** begin Provided data **

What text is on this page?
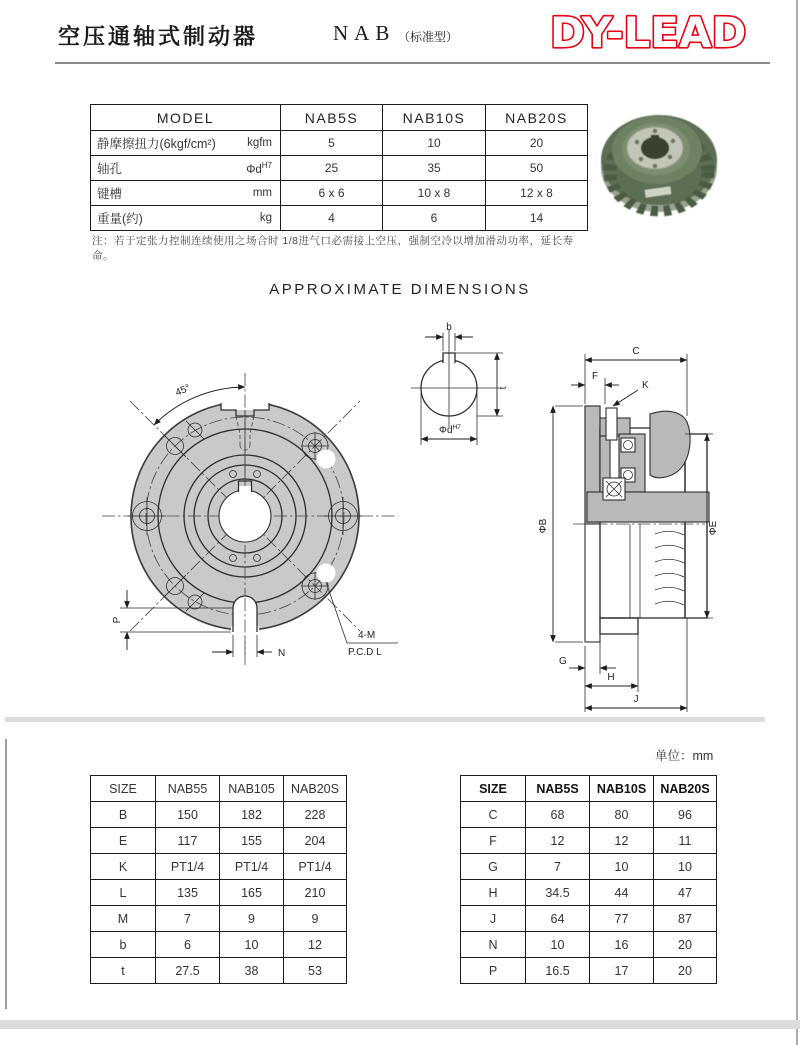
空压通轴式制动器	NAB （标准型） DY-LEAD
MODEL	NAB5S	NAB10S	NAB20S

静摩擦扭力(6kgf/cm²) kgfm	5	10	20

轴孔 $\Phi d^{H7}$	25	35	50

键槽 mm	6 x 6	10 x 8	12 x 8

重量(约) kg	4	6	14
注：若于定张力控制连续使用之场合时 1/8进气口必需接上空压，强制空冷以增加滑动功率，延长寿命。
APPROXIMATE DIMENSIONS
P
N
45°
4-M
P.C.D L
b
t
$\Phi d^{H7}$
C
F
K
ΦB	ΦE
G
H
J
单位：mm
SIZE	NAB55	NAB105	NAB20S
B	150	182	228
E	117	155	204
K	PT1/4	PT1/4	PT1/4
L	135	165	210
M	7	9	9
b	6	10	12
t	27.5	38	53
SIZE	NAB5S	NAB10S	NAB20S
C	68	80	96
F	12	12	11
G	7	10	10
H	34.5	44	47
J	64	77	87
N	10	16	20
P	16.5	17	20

** end Provided data **
** begin Provided data **

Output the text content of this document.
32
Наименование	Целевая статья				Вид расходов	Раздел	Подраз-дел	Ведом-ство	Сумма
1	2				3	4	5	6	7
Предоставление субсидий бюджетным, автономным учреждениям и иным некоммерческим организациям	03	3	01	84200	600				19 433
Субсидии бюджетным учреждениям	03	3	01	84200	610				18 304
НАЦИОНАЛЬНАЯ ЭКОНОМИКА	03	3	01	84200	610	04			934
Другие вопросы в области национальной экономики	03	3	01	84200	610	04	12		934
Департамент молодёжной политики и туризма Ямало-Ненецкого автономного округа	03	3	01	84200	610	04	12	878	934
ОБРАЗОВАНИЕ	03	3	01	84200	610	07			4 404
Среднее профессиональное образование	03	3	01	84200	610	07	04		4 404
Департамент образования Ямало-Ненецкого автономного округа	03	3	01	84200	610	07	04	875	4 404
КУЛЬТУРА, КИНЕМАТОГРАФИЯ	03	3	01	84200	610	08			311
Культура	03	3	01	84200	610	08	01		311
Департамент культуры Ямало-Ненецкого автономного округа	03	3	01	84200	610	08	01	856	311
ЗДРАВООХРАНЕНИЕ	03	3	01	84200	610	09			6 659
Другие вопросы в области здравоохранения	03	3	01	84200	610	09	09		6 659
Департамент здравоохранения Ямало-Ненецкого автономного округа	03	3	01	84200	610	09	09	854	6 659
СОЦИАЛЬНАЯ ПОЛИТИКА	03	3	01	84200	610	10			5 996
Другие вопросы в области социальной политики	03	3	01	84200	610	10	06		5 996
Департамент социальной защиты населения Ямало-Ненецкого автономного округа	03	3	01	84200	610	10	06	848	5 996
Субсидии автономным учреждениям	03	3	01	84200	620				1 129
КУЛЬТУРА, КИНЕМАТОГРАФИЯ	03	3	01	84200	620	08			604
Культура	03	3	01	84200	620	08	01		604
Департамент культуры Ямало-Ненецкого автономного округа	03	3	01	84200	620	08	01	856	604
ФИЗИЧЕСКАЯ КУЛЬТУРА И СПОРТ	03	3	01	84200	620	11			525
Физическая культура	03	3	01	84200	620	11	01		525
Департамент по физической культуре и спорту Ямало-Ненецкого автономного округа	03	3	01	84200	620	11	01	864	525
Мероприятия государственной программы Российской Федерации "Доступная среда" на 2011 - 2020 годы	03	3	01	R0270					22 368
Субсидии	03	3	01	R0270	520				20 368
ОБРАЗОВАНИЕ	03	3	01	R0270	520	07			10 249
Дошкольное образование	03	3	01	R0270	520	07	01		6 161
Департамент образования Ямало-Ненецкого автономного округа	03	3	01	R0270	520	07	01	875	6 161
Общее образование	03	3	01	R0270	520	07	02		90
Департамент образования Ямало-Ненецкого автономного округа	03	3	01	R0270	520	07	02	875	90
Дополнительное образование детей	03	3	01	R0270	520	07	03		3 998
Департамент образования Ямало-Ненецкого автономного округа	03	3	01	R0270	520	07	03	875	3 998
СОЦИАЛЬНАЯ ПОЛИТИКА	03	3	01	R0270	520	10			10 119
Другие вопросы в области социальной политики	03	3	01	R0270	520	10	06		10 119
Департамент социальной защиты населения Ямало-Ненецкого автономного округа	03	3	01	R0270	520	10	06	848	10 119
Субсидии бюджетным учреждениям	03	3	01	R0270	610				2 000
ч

** end Provided data **

▸ What the task asks: Copy and report every line where the word "культуры" is present.

▸ Task output:
Департамент культуры Ямало-Ненецкого автономного округа	03	3	01	84200	610	08	01	856	311
Департамент культуры Ямало-Ненецкого автономного округа	03	3	01	84200	620	08	01	856	604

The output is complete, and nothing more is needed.